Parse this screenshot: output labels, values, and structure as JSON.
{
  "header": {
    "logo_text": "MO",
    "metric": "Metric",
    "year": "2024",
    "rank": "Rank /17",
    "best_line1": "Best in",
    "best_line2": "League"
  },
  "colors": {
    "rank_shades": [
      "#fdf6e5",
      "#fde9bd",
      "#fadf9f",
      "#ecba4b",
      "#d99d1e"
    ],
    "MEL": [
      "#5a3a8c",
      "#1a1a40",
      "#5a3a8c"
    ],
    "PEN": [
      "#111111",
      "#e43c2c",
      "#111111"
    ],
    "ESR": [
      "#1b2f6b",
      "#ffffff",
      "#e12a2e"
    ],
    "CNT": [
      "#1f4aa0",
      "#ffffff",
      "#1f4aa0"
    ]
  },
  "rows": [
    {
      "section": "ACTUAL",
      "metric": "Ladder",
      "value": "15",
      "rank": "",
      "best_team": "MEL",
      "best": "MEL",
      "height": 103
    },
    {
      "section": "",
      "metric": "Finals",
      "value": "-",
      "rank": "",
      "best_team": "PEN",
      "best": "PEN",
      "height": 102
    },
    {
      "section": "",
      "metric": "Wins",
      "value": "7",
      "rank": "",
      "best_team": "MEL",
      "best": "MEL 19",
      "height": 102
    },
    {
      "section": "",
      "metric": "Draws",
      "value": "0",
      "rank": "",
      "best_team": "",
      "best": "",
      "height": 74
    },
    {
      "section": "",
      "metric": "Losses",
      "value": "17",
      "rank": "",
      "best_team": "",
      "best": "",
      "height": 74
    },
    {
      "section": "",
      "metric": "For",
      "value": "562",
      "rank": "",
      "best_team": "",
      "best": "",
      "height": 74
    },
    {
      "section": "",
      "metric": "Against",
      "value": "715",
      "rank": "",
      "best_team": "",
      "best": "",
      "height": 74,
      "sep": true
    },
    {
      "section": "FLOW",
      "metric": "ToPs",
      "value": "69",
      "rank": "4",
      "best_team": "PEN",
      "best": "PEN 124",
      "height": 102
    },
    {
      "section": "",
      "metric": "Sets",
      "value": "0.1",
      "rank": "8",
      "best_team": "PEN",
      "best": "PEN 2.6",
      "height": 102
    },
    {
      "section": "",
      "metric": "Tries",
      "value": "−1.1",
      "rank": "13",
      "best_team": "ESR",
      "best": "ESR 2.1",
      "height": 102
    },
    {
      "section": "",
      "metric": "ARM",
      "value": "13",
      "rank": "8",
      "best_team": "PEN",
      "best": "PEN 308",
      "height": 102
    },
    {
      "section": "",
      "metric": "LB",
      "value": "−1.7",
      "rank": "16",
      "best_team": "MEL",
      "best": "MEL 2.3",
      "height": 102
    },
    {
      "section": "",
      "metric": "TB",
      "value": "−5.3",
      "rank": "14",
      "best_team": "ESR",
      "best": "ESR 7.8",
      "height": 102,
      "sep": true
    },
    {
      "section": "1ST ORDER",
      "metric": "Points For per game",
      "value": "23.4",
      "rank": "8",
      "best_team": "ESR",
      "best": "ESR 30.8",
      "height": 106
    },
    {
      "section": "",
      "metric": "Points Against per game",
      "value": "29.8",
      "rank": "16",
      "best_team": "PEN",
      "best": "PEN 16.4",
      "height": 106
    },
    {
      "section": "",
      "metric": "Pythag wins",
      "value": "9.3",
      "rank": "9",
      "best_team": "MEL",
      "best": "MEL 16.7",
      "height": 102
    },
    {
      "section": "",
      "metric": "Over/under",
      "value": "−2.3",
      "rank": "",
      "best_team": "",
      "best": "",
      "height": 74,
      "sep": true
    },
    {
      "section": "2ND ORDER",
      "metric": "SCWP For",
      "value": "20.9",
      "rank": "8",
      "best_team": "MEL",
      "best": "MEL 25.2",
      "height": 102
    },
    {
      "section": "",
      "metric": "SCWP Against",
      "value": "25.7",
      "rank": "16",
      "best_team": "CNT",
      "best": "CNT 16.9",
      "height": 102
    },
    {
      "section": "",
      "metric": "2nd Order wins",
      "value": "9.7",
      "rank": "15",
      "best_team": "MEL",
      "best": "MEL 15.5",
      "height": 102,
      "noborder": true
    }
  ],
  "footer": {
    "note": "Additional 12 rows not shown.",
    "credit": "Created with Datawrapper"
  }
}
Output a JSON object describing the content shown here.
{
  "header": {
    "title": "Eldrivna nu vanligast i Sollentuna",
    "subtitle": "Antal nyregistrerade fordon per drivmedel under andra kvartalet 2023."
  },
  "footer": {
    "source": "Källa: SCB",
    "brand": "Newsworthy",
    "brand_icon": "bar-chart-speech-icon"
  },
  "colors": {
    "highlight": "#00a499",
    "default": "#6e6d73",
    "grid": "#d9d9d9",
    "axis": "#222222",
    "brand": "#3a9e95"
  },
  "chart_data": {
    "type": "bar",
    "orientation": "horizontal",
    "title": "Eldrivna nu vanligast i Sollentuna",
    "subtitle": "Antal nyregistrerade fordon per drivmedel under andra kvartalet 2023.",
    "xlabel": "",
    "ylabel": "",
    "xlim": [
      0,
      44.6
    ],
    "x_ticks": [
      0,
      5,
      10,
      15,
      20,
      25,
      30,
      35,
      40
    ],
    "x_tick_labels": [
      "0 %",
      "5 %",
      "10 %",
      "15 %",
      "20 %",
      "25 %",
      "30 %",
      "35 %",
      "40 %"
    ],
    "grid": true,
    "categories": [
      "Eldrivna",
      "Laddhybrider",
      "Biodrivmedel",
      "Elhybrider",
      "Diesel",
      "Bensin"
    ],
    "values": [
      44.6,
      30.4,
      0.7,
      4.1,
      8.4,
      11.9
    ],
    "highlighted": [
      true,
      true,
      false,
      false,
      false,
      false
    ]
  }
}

→ **Task requirements**
What is the number of lines that contain "andra"? Reply with that number alone.

→ **Response to the task**
2